## DESCRIPTION OF THE TASK
Render every one of the following lines as a Markdown table with the columns Row and Line, where Row is a running number. Leave out blank lines and the pictures.

(Visual layout records)
┄┄┄┄┄┄┄┄┄┄┄┄┄┄┄┄┄┄┄┄

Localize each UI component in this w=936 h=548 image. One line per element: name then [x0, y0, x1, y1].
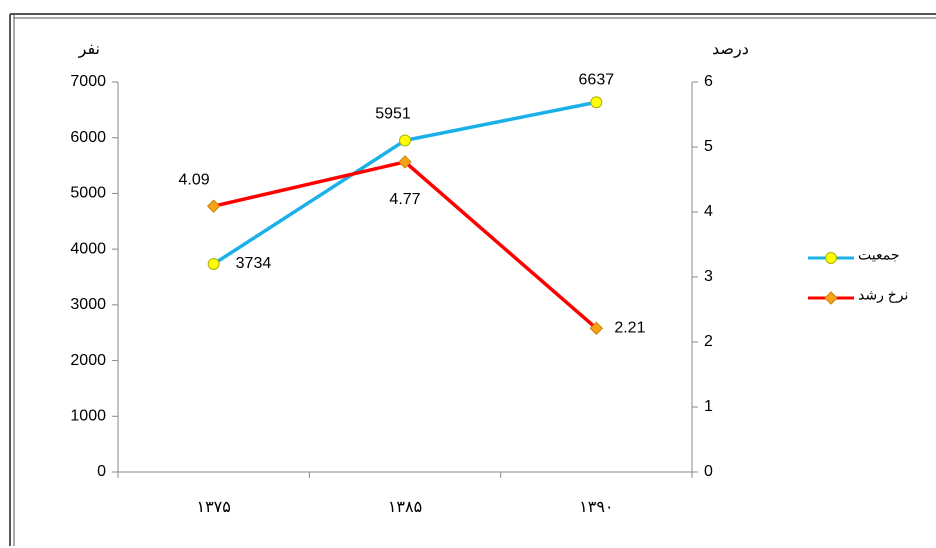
- x-tick-label: ۱۳۹۰: [579, 499, 613, 516]
- data-label: 3734: [236, 255, 272, 272]
- data-label: 5951: [375, 106, 411, 123]
- marker: [589, 321, 604, 336]
- y-tick-label: 1000: [70, 408, 106, 425]
- marker: [590, 96, 603, 109]
- x-tick-label: ۱۳۷۵: [196, 499, 230, 516]
- data-label: 2.21: [614, 320, 645, 337]
- y2-tick-label: 2: [704, 333, 713, 350]
- x-tick-label: ۱۳۸۵: [388, 499, 422, 516]
- y2-tick-label: 5: [704, 138, 713, 155]
- y-tick-label: 0: [97, 463, 106, 480]
- marker: [825, 252, 837, 264]
- y2-axis-label: درصد: [712, 41, 749, 58]
- y2-tick-label: 6: [704, 73, 713, 90]
- legend-label: جمعیت: [858, 247, 899, 263]
- y-tick-label: 2000: [70, 352, 106, 369]
- y2-tick-label: 3: [704, 268, 713, 285]
- y-tick-label: 5000: [70, 185, 106, 202]
- y2-tick-label: 1: [704, 398, 713, 415]
- data-label: 6637: [579, 71, 615, 88]
- marker: [824, 291, 838, 305]
- y-tick-label: 7000: [70, 73, 106, 90]
- marker: [207, 257, 220, 270]
- marker: [206, 199, 221, 213]
- marker: [398, 155, 412, 169]
- y2-tick-label: 0: [704, 463, 713, 480]
- y2-tick-label: 4: [704, 203, 713, 220]
- y-tick-label: 3000: [70, 296, 106, 313]
- data-label: 4.09: [179, 171, 210, 188]
- y-axis-label: نفر: [78, 41, 100, 58]
- data-label: 4.77: [389, 191, 420, 208]
- y-tick-label: 4000: [70, 240, 106, 257]
- y-tick-label: 6000: [70, 129, 106, 146]
- legend-label: نرخ رشد: [858, 287, 908, 304]
- marker: [399, 134, 411, 147]
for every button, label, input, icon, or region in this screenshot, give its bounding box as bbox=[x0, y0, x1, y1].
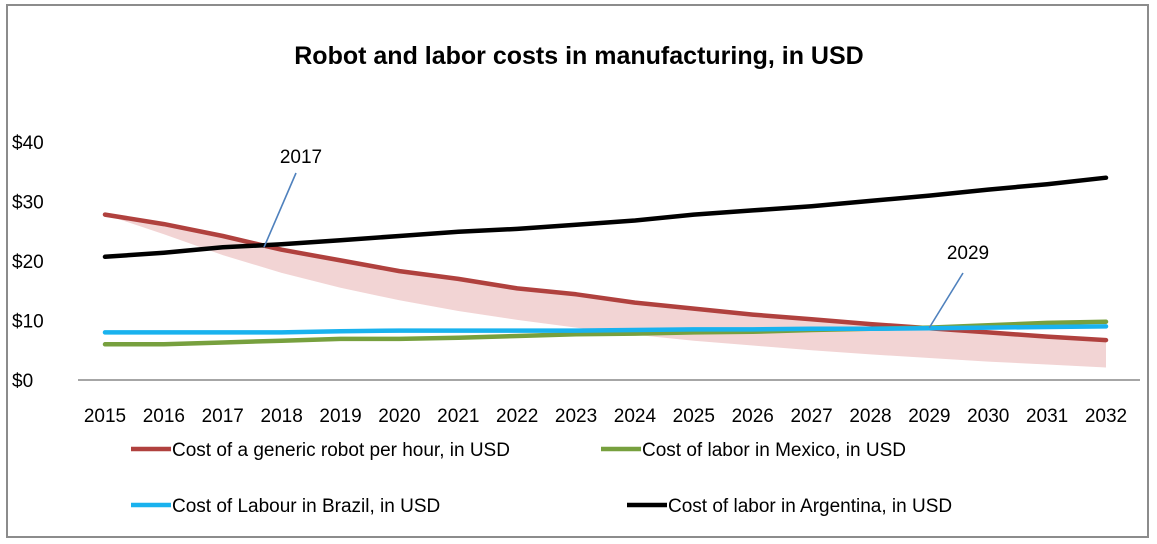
legend-item: Cost of labor in Mexico, in USD bbox=[601, 440, 906, 461]
axis-layer: $0 $10 $20 $30 $40 2015 2016 2017 2018 2019 2020 20… bbox=[12, 133, 1140, 427]
x-tick-label: 2027 bbox=[790, 406, 832, 427]
x-tick-label: 2017 bbox=[202, 406, 244, 427]
x-tick-label: 2024 bbox=[614, 406, 657, 427]
legend-item: Cost of Labour in Brazil, in USD bbox=[131, 496, 440, 517]
annotation-layer: 2017 2029 bbox=[263, 147, 989, 329]
series-layer bbox=[102, 175, 1109, 347]
x-tick-label: 2030 bbox=[967, 406, 1009, 427]
x-tick-label: 2020 bbox=[378, 406, 420, 427]
series-line-4 bbox=[102, 175, 1109, 260]
x-tick-label: 2032 bbox=[1085, 406, 1127, 427]
chart-title: Robot and labor costs in manufacturing, … bbox=[294, 42, 863, 70]
x-tick-label: 2031 bbox=[1026, 406, 1068, 427]
y-tick-label: $40 bbox=[12, 133, 44, 154]
x-tick-label: 2022 bbox=[496, 406, 538, 427]
x-tick-label: 2025 bbox=[673, 406, 715, 427]
annotation-pointer-line bbox=[928, 272, 964, 329]
y-tick-label: $30 bbox=[12, 193, 44, 214]
x-tick-label: 2018 bbox=[261, 406, 303, 427]
x-tick-label: 2029 bbox=[908, 406, 950, 427]
x-tick-label: 2028 bbox=[849, 406, 891, 427]
legend-label: Cost of labor in Argentina, in USD bbox=[668, 496, 952, 517]
legend-label: Cost of Labour in Brazil, in USD bbox=[172, 496, 440, 517]
annotation-label: 2029 bbox=[947, 243, 989, 264]
legend-label: Cost of labor in Mexico, in USD bbox=[642, 440, 906, 461]
annotation-label: 2017 bbox=[280, 147, 322, 168]
legend-label: Cost of a generic robot per hour, in USD bbox=[172, 440, 510, 461]
x-tick-label: 2016 bbox=[143, 406, 185, 427]
y-tick-label: $0 bbox=[12, 371, 33, 392]
x-tick-label: 2026 bbox=[732, 406, 774, 427]
x-tick-label: 2021 bbox=[437, 406, 479, 427]
confidence-band-layer bbox=[105, 214, 1106, 368]
legend-item: Cost of labor in Argentina, in USD bbox=[627, 496, 952, 517]
x-tick-label: 2023 bbox=[555, 406, 597, 427]
annotation-pointer-line bbox=[263, 172, 297, 248]
series-line-3 bbox=[102, 324, 1109, 335]
x-tick-label: 2015 bbox=[84, 406, 126, 427]
legend: Cost of a generic robot per hour, in USD… bbox=[131, 440, 952, 517]
y-tick-label: $10 bbox=[12, 312, 44, 333]
y-tick-label: $20 bbox=[12, 252, 44, 273]
robot-cost-shaded-band bbox=[105, 214, 1106, 368]
chart-frame bbox=[6, 4, 1149, 538]
legend-item: Cost of a generic robot per hour, in USD bbox=[131, 440, 510, 461]
x-tick-label: 2019 bbox=[319, 406, 361, 427]
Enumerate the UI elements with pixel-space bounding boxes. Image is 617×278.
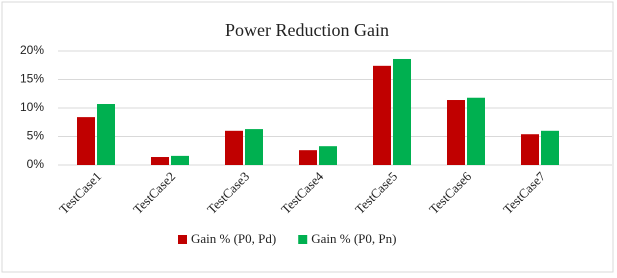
legend-label: Gain % (P0, Pd) <box>191 231 276 246</box>
bar <box>299 150 317 165</box>
bar <box>467 97 485 165</box>
bar <box>541 130 559 165</box>
y-tick-label: 20% <box>20 43 44 57</box>
y-tick-label: 5% <box>27 129 45 143</box>
legend-swatch <box>298 235 308 244</box>
bar <box>171 155 189 165</box>
legend-label: Gain % (P0, Pn) <box>311 231 396 246</box>
legend-swatch <box>178 235 187 244</box>
bar <box>97 104 115 165</box>
y-tick-label: 0% <box>27 157 45 171</box>
bar <box>151 157 169 165</box>
y-tick-label: 15% <box>20 72 44 86</box>
bar <box>319 146 337 165</box>
y-tick-label: 10% <box>20 100 44 114</box>
bar <box>521 134 539 165</box>
bar <box>77 117 95 165</box>
bar <box>225 130 243 165</box>
bar <box>447 100 465 165</box>
chart-title: Power Reduction Gain <box>225 20 389 40</box>
bar <box>245 129 263 165</box>
bar <box>373 65 391 165</box>
bar <box>393 58 411 166</box>
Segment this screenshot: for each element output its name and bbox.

┄┄┄┄┄┄┄┄┄┄┄┄┄┄┄┄┄┄┄┄

## FULL ANSWER
| Row | Line |
|---|---|
| 1 | Localize each UI component in this w=936 h=548 image. One line per element: name then [x0, y0, x1, y1]. |
| 2 | - x-tick-label: ۱۳۹۰: [579, 499, 613, 516] |
| 3 | - data-label: 3734: [236, 255, 272, 272] |
| 4 | - data-label: 5951: [375, 106, 411, 123] |
| 5 | - marker: [589, 321, 604, 336] |
| 6 | - y-tick-label: 1000: [70, 408, 106, 425] |
| 7 | - marker: [590, 96, 603, 109] |
| 8 | - x-tick-label: ۱۳۷۵: [196, 499, 230, 516] |
| 9 | - data-label: 2.21: [614, 320, 645, 337] |
| 10 | - y2-tick-label: 2: [704, 333, 713, 350] |
| 11 | - x-tick-label: ۱۳۸۵: [388, 499, 422, 516] |
| 12 | - y2-tick-label: 5: [704, 138, 713, 155] |
| 13 | - y-tick-label: 0: [97, 463, 106, 480] |
| 14 | - marker: [825, 252, 837, 264] |
| 15 | - y2-axis-label: درصد: [712, 41, 749, 58] |
| 16 | - y2-tick-label: 6: [704, 73, 713, 90] |
| 17 | - legend-label: جمعیت: [858, 247, 899, 263] |
| 18 | - y-tick-label: 2000: [70, 352, 106, 369] |
| 19 | - y2-tick-label: 3: [704, 268, 713, 285] |
| 20 | - y-tick-label: 5000: [70, 185, 106, 202] |
| 21 | - y2-tick-label: 1: [704, 398, 713, 415] |
| 22 | - data-label: 6637: [579, 71, 615, 88] |
| 23 | - marker: [824, 291, 838, 305] |
| 24 | - y-tick-label: 7000: [70, 73, 106, 90] |
| 25 | - marker: [207, 257, 220, 270] |
| 26 | - marker: [206, 199, 221, 213] |
| 27 | - marker: [398, 155, 412, 169] |
| 28 | - y2-tick-label: 0: [704, 463, 713, 480] |
| 29 | - y2-tick-label: 4: [704, 203, 713, 220] |
| 30 | - y-tick-label: 3000: [70, 296, 106, 313] |
| 31 | - data-label: 4.09: [179, 171, 210, 188] |
| 32 | - y-axis-label: نفر: [78, 41, 100, 58] |
| 33 | - data-label: 4.77: [389, 191, 420, 208] |
| 34 | - y-tick-label: 4000: [70, 240, 106, 257] |
| 35 | - y-tick-label: 6000: [70, 129, 106, 146] |
| 36 | - legend-label: نرخ رشد: [858, 287, 908, 304] |
| 37 | - marker: [399, 134, 411, 147] |
| 38 | for every button, label, input, icon, or region in this screenshot, give its bounding box as bbox=[x0, y0, x1, y1]. |
| 39 | legend-item: Cost of labor in Mexico, in USD bbox=[601, 440, 906, 461] |
| 40 | axis-layer: $0 $10 $20 $30 $40 2015 2016 2017 2018 2019 2020 20… bbox=[12, 133, 1140, 427] |
| 41 | x-tick-label: 2027 bbox=[790, 406, 832, 427] |
| 42 | x-tick-label: 2017 bbox=[202, 406, 244, 427] |
| 43 | x-tick-label: 2024 bbox=[614, 406, 657, 427] |
| 44 | legend-item: Cost of Labour in Brazil, in USD bbox=[131, 496, 440, 517] |
| 45 | annotation-layer: 2017 2029 bbox=[263, 147, 989, 329] |
| 46 | series-layer bbox=[102, 175, 1109, 347] |
| 47 | x-tick-label: 2030 bbox=[967, 406, 1009, 427] |
| 48 | x-tick-label: 2020 bbox=[378, 406, 420, 427] |
| 49 | series-line-4 bbox=[102, 175, 1109, 260] |
| 50 | x-tick-label: 2032 bbox=[1085, 406, 1127, 427] |
| 51 | chart-title: Robot and labor costs in manufacturing, … bbox=[294, 42, 863, 70] |
| 52 | x-tick-label: 2031 bbox=[1026, 406, 1068, 427] |
| 53 | y-tick-label: $40 bbox=[12, 133, 44, 154] |
| 54 | x-tick-label: 2022 bbox=[496, 406, 538, 427] |
| 55 | x-tick-label: 2025 bbox=[673, 406, 715, 427] |
| 56 | annotation-pointer-line bbox=[928, 272, 964, 329] |
| 57 | y-tick-label: $30 bbox=[12, 193, 44, 214] |
| 58 | x-tick-label: 2018 bbox=[261, 406, 303, 427] |
| 59 | x-tick-label: 2029 bbox=[908, 406, 950, 427] |
| 60 | x-tick-label: 2028 bbox=[849, 406, 891, 427] |
| 61 | legend-label: Cost of labor in Argentina, in USD bbox=[668, 496, 952, 517] |
| 62 | legend-label: Cost of Labour in Brazil, in USD bbox=[172, 496, 440, 517] |
| 63 | annotation-label: 2029 bbox=[947, 243, 989, 264] |
| 64 | legend-label: Cost of labor in Mexico, in USD bbox=[642, 440, 906, 461] |
| 65 | annotation-label: 2017 bbox=[280, 147, 322, 168] |
| 66 | legend-label: Cost of a generic robot per hour, in USD bbox=[172, 440, 510, 461] |
| 67 | x-tick-label: 2016 bbox=[143, 406, 185, 427] |
| 68 | y-tick-label: $0 bbox=[12, 371, 33, 392] |
| 69 | x-tick-label: 2026 bbox=[732, 406, 774, 427] |
| 70 | x-tick-label: 2021 bbox=[437, 406, 479, 427] |
| 71 | confidence-band-layer bbox=[105, 214, 1106, 368] |
| 72 | legend-item: Cost of labor in Argentina, in USD bbox=[627, 496, 952, 517] |
| 73 | x-tick-label: 2023 bbox=[555, 406, 597, 427] |
| 74 | annotation-pointer-line bbox=[263, 172, 297, 248] |
| 75 | series-line-3 bbox=[102, 324, 1109, 335] |
| 76 | x-tick-label: 2015 bbox=[84, 406, 126, 427] |
| 77 | legend: Cost of a generic robot per hour, in USD… bbox=[131, 440, 952, 517] |
| 78 | y-tick-label: $10 bbox=[12, 312, 44, 333] |
| 79 | y-tick-label: $20 bbox=[12, 252, 44, 273] |
| 80 | robot-cost-shaded-band bbox=[105, 214, 1106, 368] |
| 81 | chart-frame bbox=[6, 4, 1149, 538] |
| 82 | legend-item: Cost of a generic robot per hour, in USD bbox=[131, 440, 510, 461] |
| 83 | x-tick-label: 2019 bbox=[319, 406, 361, 427] |
| 84 | Enumerate the UI elements with pixel-space bounding boxes. Image is 617×278. |
| 85 | legend-label: Gain % (P0, Pd) <box>191 231 276 246</box> |
| 86 | bar <box>299 150 317 165</box> |
| 87 | bar <box>467 97 485 165</box> |
| 88 | bar <box>541 130 559 165</box> |
| 89 | y-tick-label: 20% <box>20 43 44 57</box> |
| 90 | y-tick-label: 5% <box>27 129 45 143</box> |
| 91 | legend-swatch <box>298 235 308 244</box> |
| 92 | bar <box>171 155 189 165</box> |
| 93 | legend-label: Gain % (P0, Pn) <box>311 231 396 246</box> |
| 94 | legend-swatch <box>178 235 187 244</box> |
| 95 | bar <box>97 104 115 165</box> |
| 96 | y-tick-label: 0% <box>27 157 45 171</box> |
| 97 | bar <box>151 157 169 165</box> |
| 98 | y-tick-label: 15% <box>20 72 44 86</box> |
| 99 | bar <box>319 146 337 165</box> |
| 100 | y-tick-label: 10% <box>20 100 44 114</box> |
| 101 | bar <box>521 134 539 165</box> |
| 102 | bar <box>77 117 95 165</box> |
| 103 | bar <box>225 130 243 165</box> |
| 104 | bar <box>447 100 465 165</box> |
| 105 | chart-title: Power Reduction Gain <box>225 20 389 40</box> |
| 106 | bar <box>245 129 263 165</box> |
| 107 | bar <box>373 65 391 165</box> |
| 108 | bar <box>393 58 411 166</box> |
| 109 | Segment this screenshot: for each element output its name and bbox. |